DESCRIPTION OF THE TASK:
Please rewrite the rows from the one with "legend-label-tran: TRAN [435, 90, 476, 108]" up to and including the one with "x-tick-label: 1 [362, 348, 371, 364]", replacing "Amplitud" with "Amplitude" and leaving everything else unchanged.

[Stored dataset items]
· · · · · · ·
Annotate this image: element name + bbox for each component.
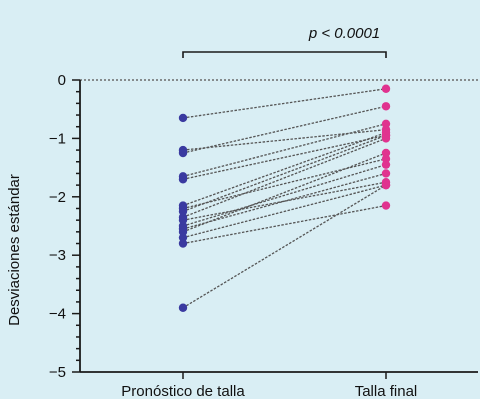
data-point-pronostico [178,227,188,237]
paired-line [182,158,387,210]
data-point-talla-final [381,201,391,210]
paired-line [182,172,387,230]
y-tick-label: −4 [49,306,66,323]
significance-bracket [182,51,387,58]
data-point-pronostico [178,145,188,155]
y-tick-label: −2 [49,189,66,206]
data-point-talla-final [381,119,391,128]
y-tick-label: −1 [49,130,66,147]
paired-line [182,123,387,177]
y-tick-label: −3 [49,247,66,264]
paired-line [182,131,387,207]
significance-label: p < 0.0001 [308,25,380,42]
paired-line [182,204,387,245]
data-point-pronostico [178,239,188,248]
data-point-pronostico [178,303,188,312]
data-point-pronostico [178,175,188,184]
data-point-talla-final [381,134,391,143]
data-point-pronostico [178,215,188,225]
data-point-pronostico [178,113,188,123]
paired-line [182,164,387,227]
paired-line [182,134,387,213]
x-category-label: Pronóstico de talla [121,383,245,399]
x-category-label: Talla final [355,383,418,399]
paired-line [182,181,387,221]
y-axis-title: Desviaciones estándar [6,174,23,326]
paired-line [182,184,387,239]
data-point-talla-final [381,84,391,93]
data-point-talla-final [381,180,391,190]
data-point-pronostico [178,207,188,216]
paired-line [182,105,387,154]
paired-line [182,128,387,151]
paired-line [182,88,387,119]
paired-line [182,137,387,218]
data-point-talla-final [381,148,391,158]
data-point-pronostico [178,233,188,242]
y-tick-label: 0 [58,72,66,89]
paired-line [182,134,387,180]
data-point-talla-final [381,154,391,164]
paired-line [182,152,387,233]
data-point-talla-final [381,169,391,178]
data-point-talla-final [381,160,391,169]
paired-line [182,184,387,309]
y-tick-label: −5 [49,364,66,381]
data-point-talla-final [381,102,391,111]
· · · · · · ·
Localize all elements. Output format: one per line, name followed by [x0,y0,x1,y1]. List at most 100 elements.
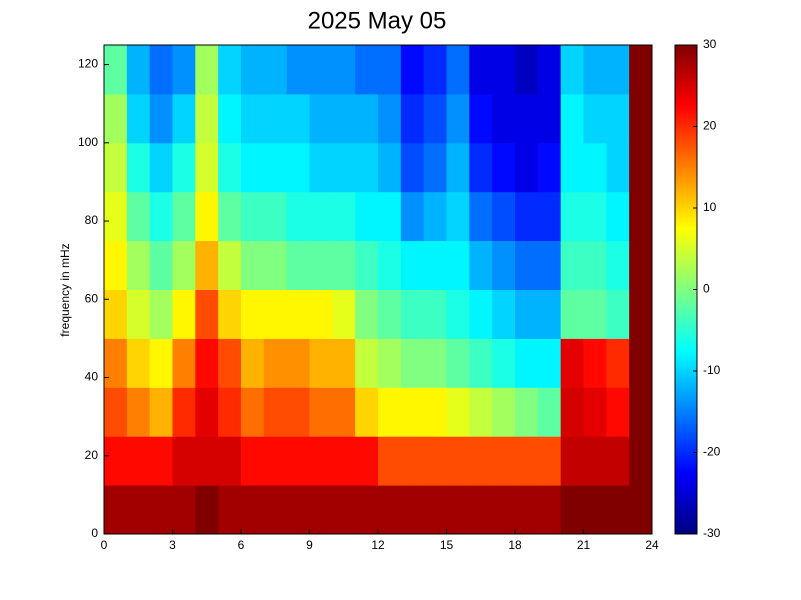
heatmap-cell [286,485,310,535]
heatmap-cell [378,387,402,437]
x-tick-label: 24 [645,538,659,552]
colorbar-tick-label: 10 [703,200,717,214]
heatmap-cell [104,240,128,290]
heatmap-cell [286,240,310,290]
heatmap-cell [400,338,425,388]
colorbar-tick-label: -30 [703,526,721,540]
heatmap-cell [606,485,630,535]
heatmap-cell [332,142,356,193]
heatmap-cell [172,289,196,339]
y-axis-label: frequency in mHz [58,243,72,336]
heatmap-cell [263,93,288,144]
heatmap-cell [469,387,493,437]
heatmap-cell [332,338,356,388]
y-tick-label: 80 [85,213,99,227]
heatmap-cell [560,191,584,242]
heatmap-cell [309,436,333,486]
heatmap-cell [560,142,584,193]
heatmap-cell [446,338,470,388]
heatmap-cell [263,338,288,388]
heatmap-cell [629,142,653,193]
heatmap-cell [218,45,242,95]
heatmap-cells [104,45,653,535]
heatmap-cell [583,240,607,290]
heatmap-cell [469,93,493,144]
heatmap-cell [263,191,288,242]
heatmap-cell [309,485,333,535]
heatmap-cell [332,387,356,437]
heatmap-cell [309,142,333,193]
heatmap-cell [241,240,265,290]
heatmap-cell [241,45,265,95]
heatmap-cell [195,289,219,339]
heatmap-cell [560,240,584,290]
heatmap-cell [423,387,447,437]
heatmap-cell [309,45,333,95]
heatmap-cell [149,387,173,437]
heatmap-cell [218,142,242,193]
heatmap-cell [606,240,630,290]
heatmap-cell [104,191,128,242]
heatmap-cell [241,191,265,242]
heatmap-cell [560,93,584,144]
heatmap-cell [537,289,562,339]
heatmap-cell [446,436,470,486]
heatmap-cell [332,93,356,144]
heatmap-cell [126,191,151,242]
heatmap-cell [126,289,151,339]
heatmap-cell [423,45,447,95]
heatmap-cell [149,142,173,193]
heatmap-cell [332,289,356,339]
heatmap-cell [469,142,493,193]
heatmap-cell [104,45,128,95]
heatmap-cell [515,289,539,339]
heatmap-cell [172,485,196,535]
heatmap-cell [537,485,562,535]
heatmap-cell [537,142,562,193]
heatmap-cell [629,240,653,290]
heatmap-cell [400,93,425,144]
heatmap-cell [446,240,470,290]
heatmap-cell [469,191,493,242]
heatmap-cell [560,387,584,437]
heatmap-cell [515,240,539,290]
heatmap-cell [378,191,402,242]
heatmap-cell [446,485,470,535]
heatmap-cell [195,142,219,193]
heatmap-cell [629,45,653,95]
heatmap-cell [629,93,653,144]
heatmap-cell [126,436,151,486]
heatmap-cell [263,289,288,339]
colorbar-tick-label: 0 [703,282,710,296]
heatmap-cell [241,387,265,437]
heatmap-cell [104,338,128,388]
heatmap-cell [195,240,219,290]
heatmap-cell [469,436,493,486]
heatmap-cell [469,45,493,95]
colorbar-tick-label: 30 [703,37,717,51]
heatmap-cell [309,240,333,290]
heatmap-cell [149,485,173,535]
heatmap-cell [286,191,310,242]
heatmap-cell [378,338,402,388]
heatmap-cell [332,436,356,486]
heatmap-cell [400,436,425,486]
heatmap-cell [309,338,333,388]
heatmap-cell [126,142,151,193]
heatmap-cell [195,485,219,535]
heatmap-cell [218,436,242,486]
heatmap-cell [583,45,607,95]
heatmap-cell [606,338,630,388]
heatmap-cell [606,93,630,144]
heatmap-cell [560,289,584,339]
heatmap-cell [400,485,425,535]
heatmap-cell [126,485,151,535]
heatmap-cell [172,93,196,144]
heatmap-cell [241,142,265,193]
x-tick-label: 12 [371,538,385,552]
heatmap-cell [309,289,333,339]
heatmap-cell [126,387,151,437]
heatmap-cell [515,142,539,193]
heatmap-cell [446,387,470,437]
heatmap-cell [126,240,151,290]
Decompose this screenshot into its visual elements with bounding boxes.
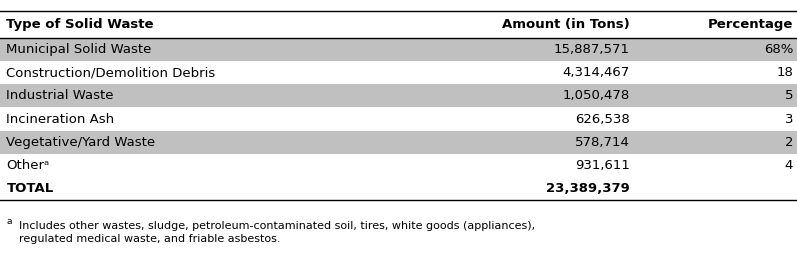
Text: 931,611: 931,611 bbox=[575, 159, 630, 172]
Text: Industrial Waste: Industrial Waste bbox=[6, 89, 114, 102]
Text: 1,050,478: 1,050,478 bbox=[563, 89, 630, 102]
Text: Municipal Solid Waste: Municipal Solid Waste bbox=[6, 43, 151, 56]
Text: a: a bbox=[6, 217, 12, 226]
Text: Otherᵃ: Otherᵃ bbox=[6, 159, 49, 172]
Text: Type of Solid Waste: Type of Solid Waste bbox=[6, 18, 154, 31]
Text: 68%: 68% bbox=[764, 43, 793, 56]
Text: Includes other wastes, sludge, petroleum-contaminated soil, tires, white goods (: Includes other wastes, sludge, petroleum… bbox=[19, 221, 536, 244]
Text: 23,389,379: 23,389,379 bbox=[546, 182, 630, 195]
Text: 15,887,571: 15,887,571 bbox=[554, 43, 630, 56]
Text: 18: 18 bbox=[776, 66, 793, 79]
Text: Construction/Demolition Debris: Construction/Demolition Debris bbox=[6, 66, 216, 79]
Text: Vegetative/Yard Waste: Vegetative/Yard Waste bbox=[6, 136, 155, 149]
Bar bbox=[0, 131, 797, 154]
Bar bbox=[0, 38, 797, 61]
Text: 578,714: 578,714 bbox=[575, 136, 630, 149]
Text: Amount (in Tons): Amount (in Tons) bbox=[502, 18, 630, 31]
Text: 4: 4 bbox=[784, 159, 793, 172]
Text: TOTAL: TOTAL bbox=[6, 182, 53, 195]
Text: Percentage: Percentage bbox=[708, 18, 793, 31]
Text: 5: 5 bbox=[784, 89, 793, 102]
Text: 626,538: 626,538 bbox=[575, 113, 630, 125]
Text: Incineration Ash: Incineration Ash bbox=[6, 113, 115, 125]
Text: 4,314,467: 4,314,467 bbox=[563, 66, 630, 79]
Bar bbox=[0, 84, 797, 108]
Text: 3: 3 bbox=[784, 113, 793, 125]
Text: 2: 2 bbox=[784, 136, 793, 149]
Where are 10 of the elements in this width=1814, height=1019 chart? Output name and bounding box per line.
· · · · · · ·
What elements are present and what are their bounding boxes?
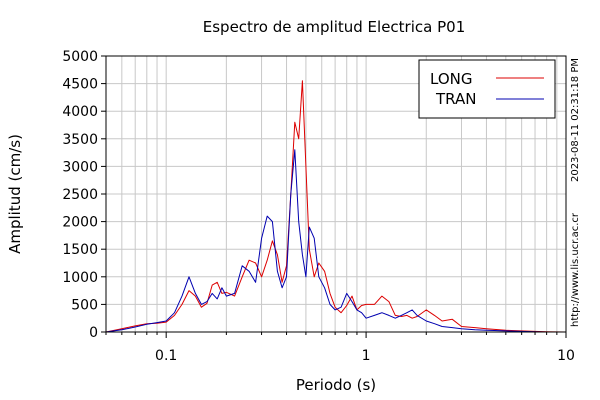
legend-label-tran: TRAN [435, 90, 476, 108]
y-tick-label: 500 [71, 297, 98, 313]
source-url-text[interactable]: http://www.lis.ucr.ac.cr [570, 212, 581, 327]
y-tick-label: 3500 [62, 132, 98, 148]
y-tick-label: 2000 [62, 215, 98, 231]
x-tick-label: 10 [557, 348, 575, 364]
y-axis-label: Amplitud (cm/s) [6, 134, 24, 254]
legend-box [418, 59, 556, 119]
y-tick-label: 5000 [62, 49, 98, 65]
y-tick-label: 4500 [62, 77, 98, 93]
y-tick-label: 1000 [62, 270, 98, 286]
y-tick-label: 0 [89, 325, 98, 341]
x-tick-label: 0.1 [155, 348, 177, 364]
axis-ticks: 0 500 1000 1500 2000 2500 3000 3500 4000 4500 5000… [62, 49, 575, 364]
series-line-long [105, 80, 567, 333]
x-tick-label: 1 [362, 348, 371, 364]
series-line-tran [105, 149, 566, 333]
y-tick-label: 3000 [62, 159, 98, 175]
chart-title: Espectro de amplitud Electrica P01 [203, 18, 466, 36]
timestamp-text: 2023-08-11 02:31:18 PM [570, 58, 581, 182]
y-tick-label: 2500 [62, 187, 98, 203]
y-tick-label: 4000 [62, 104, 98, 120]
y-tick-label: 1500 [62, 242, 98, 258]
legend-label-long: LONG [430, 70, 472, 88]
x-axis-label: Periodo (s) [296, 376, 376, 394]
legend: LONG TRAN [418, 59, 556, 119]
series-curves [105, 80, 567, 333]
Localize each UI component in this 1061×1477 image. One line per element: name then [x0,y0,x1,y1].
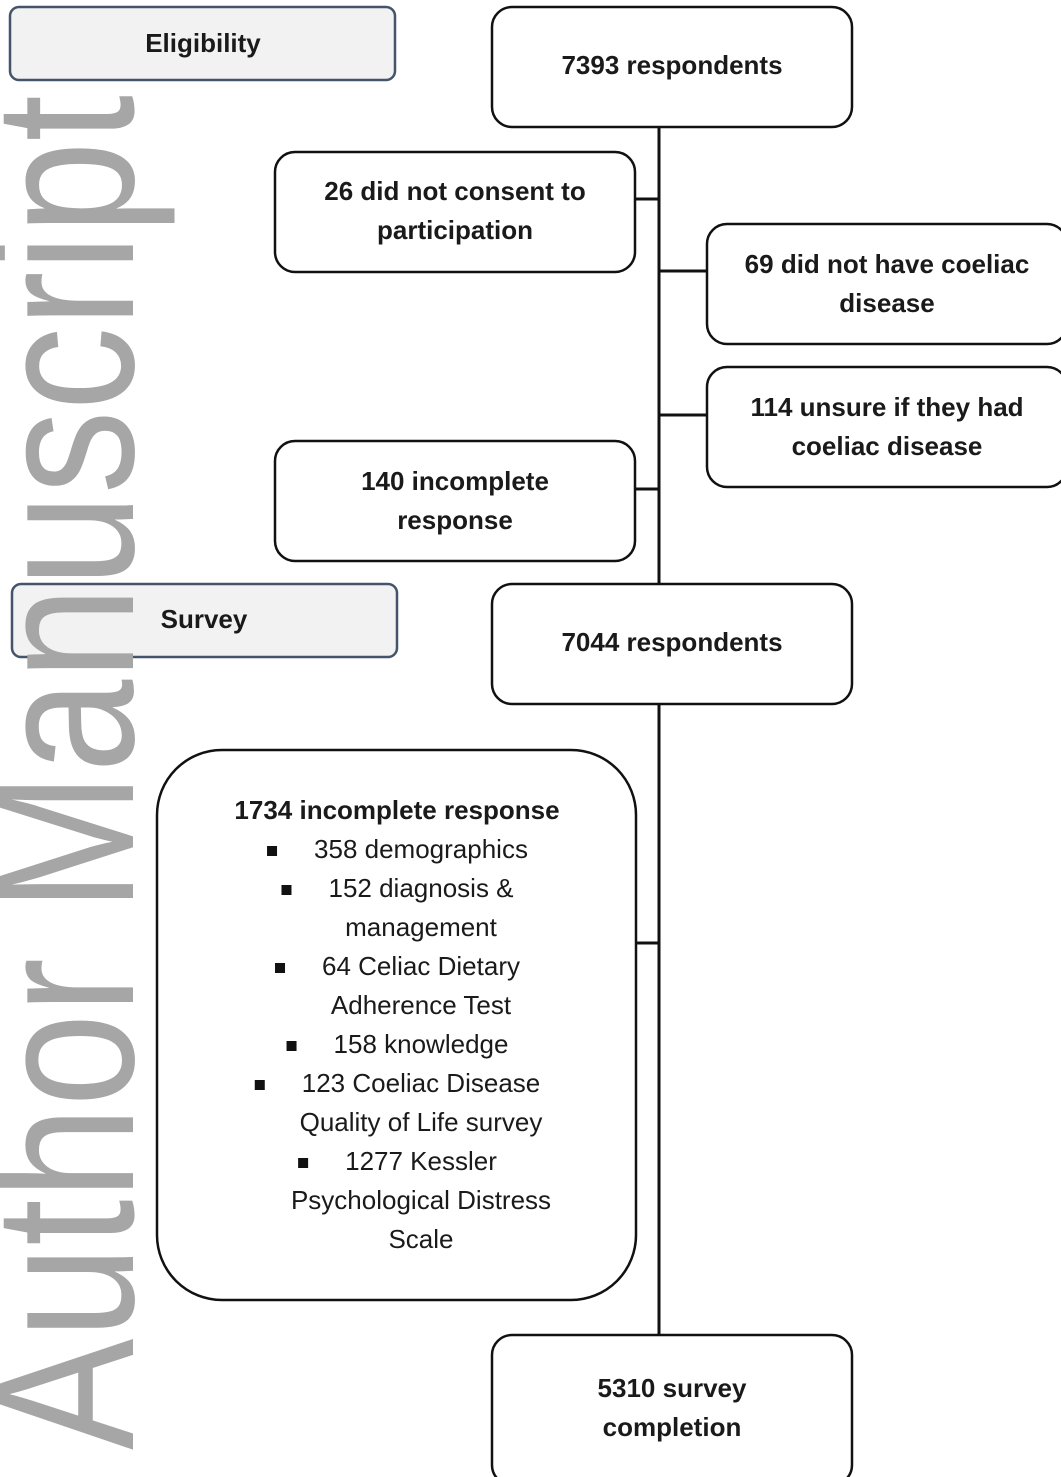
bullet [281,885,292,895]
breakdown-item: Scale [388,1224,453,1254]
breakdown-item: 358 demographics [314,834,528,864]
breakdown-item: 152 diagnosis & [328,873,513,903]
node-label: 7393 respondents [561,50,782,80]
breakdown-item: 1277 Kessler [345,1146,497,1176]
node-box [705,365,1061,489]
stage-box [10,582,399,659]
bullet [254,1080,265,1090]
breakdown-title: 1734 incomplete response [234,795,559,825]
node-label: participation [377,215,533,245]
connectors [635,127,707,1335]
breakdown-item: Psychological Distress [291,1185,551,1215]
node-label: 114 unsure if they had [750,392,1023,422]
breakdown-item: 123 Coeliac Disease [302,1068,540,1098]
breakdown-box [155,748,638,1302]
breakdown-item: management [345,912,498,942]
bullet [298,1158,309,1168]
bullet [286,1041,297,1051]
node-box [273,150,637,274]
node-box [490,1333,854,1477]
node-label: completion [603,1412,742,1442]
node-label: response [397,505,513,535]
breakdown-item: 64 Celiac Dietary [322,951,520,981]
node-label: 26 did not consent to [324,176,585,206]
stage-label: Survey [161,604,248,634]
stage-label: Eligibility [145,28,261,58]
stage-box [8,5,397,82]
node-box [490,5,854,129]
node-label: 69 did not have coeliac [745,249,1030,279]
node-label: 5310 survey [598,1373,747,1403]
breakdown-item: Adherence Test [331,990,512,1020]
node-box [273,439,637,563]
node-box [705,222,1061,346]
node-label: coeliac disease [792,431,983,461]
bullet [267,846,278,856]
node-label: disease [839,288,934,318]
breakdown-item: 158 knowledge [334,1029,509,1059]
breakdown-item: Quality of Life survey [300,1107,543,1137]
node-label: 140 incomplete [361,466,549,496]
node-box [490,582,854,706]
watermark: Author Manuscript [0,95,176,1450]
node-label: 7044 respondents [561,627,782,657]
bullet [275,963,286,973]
· · · · · · ·
OUTPUT BELOW:
legend-label-tran: TRAN [435, 90, 476, 108]
y-tick-label: 500 [71, 297, 98, 313]
source-url-text[interactable]: http://www.lis.ucr.ac.cr [570, 212, 581, 327]
y-tick-label: 3500 [62, 132, 98, 148]
y-tick-label: 2000 [62, 215, 98, 231]
x-tick-label: 10 [557, 348, 575, 364]
y-axis-label: Amplitude (cm/s) [6, 134, 24, 254]
legend-box [418, 59, 556, 119]
y-tick-label: 5000 [62, 49, 98, 65]
y-tick-label: 4500 [62, 77, 98, 93]
y-tick-label: 1000 [62, 270, 98, 286]
y-tick-label: 0 [89, 325, 98, 341]
x-tick-label: 0.1 [155, 348, 177, 364]
axis-ticks: 0 500 1000 1500 2000 2500 3000 3500 4000 4500 5000… [62, 49, 575, 364]
series-line-long [105, 80, 567, 333]
x-tick-label: 1 [362, 348, 371, 364]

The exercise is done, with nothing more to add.